**AIM OF THE TASK:** Go through the data below and gather each line containing "world".

^^^^

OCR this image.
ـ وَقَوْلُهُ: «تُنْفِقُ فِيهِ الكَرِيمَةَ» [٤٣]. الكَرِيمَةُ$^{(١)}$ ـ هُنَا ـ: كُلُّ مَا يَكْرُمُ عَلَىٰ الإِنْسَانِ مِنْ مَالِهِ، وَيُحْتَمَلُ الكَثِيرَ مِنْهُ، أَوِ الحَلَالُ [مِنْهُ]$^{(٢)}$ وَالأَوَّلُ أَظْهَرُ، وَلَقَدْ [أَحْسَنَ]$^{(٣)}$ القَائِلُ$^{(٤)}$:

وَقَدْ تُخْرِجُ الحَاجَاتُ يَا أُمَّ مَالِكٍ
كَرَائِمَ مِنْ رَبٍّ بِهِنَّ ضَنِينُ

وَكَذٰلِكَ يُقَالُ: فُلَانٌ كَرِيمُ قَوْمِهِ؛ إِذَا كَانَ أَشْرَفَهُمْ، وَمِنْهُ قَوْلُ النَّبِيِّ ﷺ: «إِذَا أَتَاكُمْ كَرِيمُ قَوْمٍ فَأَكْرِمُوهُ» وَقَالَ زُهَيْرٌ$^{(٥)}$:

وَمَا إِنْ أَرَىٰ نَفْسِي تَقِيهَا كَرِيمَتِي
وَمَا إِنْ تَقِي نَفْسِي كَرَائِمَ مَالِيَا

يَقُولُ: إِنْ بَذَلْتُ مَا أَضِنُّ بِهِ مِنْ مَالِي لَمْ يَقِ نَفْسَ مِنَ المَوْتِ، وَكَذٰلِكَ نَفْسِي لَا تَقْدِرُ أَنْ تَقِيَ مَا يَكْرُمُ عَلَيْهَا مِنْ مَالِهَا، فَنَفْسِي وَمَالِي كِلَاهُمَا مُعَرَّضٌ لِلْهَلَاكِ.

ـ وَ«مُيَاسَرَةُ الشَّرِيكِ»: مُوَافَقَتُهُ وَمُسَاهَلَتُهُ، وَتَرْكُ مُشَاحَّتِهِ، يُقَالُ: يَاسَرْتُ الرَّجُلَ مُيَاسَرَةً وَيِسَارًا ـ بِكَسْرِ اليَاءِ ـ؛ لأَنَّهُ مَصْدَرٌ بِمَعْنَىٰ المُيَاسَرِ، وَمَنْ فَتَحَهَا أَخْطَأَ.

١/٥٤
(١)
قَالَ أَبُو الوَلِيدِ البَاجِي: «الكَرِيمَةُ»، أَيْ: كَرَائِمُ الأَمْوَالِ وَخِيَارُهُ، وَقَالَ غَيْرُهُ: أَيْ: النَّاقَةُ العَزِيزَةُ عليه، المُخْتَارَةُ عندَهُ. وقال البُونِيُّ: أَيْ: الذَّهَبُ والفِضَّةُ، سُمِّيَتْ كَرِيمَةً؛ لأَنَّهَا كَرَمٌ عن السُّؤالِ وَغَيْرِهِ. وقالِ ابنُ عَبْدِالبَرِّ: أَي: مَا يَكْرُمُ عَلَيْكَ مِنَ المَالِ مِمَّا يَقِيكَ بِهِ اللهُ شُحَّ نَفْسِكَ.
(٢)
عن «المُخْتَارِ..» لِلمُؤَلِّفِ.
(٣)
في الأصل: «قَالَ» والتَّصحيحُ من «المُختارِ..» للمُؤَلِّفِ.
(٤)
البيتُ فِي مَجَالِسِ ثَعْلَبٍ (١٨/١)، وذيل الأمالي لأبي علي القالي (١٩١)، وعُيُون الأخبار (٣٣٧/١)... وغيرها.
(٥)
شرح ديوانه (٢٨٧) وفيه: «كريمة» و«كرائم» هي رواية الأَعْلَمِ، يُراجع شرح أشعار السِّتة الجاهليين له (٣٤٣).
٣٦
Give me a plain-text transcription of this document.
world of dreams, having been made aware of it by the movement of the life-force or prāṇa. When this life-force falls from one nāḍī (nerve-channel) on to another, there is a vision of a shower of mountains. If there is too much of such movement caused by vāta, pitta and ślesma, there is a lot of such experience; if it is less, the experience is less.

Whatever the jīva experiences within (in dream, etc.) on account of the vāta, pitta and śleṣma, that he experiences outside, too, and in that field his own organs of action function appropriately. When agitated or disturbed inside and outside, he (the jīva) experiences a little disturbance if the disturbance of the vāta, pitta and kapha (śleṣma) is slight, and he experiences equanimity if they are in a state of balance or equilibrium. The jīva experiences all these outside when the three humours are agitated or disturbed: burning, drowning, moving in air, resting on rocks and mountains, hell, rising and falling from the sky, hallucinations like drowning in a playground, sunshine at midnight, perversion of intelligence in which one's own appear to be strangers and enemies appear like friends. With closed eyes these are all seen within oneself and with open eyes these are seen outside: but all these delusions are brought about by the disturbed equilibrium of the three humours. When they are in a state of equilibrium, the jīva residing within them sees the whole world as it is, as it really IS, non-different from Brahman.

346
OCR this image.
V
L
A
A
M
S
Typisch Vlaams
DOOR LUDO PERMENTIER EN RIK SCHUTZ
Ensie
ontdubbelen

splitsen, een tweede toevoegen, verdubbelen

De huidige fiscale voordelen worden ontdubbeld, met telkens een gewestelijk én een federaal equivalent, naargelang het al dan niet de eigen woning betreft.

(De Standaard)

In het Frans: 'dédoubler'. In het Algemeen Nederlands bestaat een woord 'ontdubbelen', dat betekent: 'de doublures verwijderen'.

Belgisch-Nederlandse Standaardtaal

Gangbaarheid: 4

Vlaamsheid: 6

^^^^

**WRITTEN RESPONSE:**
world of dreams, having been made aware of it by the movement of the life-force or prāṇa. When this life-force falls from one nāḍī (nerve-channel) on to another, there is a vision of a shower of mountains. If there is too much of such movement caused by vāta, pitta and ślesma, there is a lot of such experience; if it is less, the experience is less.
Whatever the jīva experiences within (in dream, etc.) on account of the vāta, pitta and śleṣma, that he experiences outside, too, and in that field his own organs of action function appropriately. When agitated or disturbed inside and outside, he (the jīva) experiences a little disturbance if the disturbance of the vāta, pitta and kapha (śleṣma) is slight, and he experiences equanimity if they are in a state of balance or equilibrium. The jīva experiences all these outside when the three humours are agitated or disturbed: burning, drowning, moving in air, resting on rocks and mountains, hell, rising and falling from the sky, hallucinations like drowning in a playground, sunshine at midnight, perversion of intelligence in which one's own appear to be strangers and enemies appear like friends. With closed eyes these are all seen within oneself and with open eyes these are seen outside: but all these delusions are brought about by the disturbed equilibrium of the three humours. When they are in a state of equilibrium, the jīva residing within them sees the whole world as it is, as it really IS, non-different from Brahman.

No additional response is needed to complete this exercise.